- **Task**
Repeat every line below exactly, word for word.

- **Data for this task**
# # # # # # #

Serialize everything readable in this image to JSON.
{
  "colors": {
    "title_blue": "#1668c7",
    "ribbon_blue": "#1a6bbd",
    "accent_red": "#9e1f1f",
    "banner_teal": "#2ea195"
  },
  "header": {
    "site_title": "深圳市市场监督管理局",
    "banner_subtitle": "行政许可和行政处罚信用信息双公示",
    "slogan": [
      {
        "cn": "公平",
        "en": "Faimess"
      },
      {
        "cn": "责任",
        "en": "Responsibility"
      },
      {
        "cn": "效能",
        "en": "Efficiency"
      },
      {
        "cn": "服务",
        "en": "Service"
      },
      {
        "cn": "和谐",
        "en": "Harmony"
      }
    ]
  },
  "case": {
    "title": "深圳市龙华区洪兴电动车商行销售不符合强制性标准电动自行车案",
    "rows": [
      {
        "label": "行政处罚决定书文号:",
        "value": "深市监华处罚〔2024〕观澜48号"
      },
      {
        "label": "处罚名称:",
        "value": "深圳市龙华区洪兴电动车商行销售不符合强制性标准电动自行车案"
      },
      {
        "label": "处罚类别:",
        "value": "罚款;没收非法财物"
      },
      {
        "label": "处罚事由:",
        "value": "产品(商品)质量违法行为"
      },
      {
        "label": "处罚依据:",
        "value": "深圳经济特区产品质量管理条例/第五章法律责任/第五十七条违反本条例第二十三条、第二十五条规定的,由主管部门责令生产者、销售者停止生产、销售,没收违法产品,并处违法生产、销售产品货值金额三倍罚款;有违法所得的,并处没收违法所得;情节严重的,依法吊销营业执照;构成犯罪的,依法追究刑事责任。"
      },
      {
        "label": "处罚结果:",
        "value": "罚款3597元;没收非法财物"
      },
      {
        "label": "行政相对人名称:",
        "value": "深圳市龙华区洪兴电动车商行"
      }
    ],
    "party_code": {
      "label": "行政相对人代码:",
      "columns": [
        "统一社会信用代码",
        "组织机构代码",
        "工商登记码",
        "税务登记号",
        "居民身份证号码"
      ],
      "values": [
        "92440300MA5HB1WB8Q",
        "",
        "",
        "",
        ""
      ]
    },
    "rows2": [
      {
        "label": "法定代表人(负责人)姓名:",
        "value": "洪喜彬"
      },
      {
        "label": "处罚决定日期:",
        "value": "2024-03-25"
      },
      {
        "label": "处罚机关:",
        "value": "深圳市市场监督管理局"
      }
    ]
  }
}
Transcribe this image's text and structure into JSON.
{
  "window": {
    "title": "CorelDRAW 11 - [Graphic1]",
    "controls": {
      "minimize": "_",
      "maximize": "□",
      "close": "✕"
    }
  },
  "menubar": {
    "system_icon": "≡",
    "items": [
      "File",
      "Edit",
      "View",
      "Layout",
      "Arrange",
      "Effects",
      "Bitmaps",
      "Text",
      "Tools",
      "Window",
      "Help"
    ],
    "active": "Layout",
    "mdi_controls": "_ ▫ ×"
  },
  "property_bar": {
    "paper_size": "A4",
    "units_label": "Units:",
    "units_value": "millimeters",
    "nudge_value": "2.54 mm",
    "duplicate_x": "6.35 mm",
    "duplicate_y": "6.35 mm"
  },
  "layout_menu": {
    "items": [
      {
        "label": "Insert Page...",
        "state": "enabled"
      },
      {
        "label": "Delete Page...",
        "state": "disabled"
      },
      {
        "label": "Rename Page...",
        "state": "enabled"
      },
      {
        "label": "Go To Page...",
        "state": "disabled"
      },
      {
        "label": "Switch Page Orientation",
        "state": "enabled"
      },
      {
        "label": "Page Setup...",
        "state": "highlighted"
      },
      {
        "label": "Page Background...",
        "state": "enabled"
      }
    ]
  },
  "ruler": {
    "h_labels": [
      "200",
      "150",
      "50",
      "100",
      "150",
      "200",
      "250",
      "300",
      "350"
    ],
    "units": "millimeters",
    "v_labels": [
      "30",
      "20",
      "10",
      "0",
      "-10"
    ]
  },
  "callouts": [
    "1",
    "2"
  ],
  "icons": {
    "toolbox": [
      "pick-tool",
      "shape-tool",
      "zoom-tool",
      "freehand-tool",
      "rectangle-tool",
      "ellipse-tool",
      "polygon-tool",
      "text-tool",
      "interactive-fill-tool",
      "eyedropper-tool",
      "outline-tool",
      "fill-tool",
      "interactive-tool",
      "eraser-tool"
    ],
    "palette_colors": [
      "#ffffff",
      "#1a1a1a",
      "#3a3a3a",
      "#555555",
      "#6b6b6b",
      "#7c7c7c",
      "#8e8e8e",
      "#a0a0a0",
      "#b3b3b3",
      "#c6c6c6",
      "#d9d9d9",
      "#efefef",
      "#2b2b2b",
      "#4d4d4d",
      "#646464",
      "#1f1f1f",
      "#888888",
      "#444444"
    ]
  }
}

# # # # # # #

- **Solution to the exercise**
Serialize everything readable in this image to JSON.
{
  "colors": {
    "title_blue": "#1668c7",
    "ribbon_blue": "#1a6bbd",
    "accent_red": "#9e1f1f",
    "banner_teal": "#2ea195"
  },
  "header": {
    "site_title": "深圳市市场监督管理局",
    "banner_subtitle": "行政许可和行政处罚信用信息双公示",
    "slogan": [
      {
        "cn": "公平",
        "en": "Faimess"
      },
      {
        "cn": "责任",
        "en": "Responsibility"
      },
      {
        "cn": "效能",
        "en": "Efficiency"
      },
      {
        "cn": "服务",
        "en": "Service"
      },
      {
        "cn": "和谐",
        "en": "Harmony"
      }
    ]
  },
  "case": {
    "title": "深圳市龙华区洪兴电动车商行销售不符合强制性标准电动自行车案",
    "rows": [
      {
        "label": "行政处罚决定书文号:",
        "value": "深市监华处罚〔2024〕观澜48号"
      },
      {
        "label": "处罚名称:",
        "value": "深圳市龙华区洪兴电动车商行销售不符合强制性标准电动自行车案"
      },
      {
        "label": "处罚类别:",
        "value": "罚款;没收非法财物"
      },
      {
        "label": "处罚事由:",
        "value": "产品(商品)质量违法行为"
      },
      {
        "label": "处罚依据:",
        "value": "深圳经济特区产品质量管理条例/第五章法律责任/第五十七条违反本条例第二十三条、第二十五条规定的,由主管部门责令生产者、销售者停止生产、销售,没收违法产品,并处违法生产、销售产品货值金额三倍罚款;有违法所得的,并处没收违法所得;情节严重的,依法吊销营业执照;构成犯罪的,依法追究刑事责任。"
      },
      {
        "label": "处罚结果:",
        "value": "罚款3597元;没收非法财物"
      },
      {
        "label": "行政相对人名称:",
        "value": "深圳市龙华区洪兴电动车商行"
      }
    ],
    "party_code": {
      "label": "行政相对人代码:",
      "columns": [
        "统一社会信用代码",
        "组织机构代码",
        "工商登记码",
        "税务登记号",
        "居民身份证号码"
      ],
      "values": [
        "92440300MA5HB1WB8Q",
        "",
        "",
        "",
        ""
      ]
    },
    "rows2": [
      {
        "label": "法定代表人(负责人)姓名:",
        "value": "洪喜彬"
      },
      {
        "label": "处罚决定日期:",
        "value": "2024-03-25"
      },
      {
        "label": "处罚机关:",
        "value": "深圳市市场监督管理局"
      }
    ]
  }
}
Transcribe this image's text and structure into JSON.
{
  "window": {
    "title": "CorelDRAW 11 - [Graphic1]",
    "controls": {
      "minimize": "_",
      "maximize": "□",
      "close": "✕"
    }
  },
  "menubar": {
    "system_icon": "≡",
    "items": [
      "File",
      "Edit",
      "View",
      "Layout",
      "Arrange",
      "Effects",
      "Bitmaps",
      "Text",
      "Tools",
      "Window",
      "Help"
    ],
    "active": "Layout",
    "mdi_controls": "_ ▫ ×"
  },
  "property_bar": {
    "paper_size": "A4",
    "units_label": "Units:",
    "units_value": "millimeters",
    "nudge_value": "2.54 mm",
    "duplicate_x": "6.35 mm",
    "duplicate_y": "6.35 mm"
  },
  "layout_menu": {
    "items": [
      {
        "label": "Insert Page...",
        "state": "enabled"
      },
      {
        "label": "Delete Page...",
        "state": "disabled"
      },
      {
        "label": "Rename Page...",
        "state": "enabled"
      },
      {
        "label": "Go To Page...",
        "state": "disabled"
      },
      {
        "label": "Switch Page Orientation",
        "state": "enabled"
      },
      {
        "label": "Page Setup...",
        "state": "highlighted"
      },
      {
        "label": "Page Background...",
        "state": "enabled"
      }
    ]
  },
  "ruler": {
    "h_labels": [
      "200",
      "150",
      "50",
      "100",
      "150",
      "200",
      "250",
      "300",
      "350"
    ],
    "units": "millimeters",
    "v_labels": [
      "30",
      "20",
      "10",
      "0",
      "-10"
    ]
  },
  "callouts": [
    "1",
    "2"
  ],
  "icons": {
    "toolbox": [
      "pick-tool",
      "shape-tool",
      "zoom-tool",
      "freehand-tool",
      "rectangle-tool",
      "ellipse-tool",
      "polygon-tool",
      "text-tool",
      "interactive-fill-tool",
      "eyedropper-tool",
      "outline-tool",
      "fill-tool",
      "interactive-tool",
      "eraser-tool"
    ],
    "palette_colors": [
      "#ffffff",
      "#1a1a1a",
      "#3a3a3a",
      "#555555",
      "#6b6b6b",
      "#7c7c7c",
      "#8e8e8e",
      "#a0a0a0",
      "#b3b3b3",
      "#c6c6c6",
      "#d9d9d9",
      "#efefef",
      "#2b2b2b",
      "#4d4d4d",
      "#646464",
      "#1f1f1f",
      "#888888",
      "#444444"
    ]
  }
}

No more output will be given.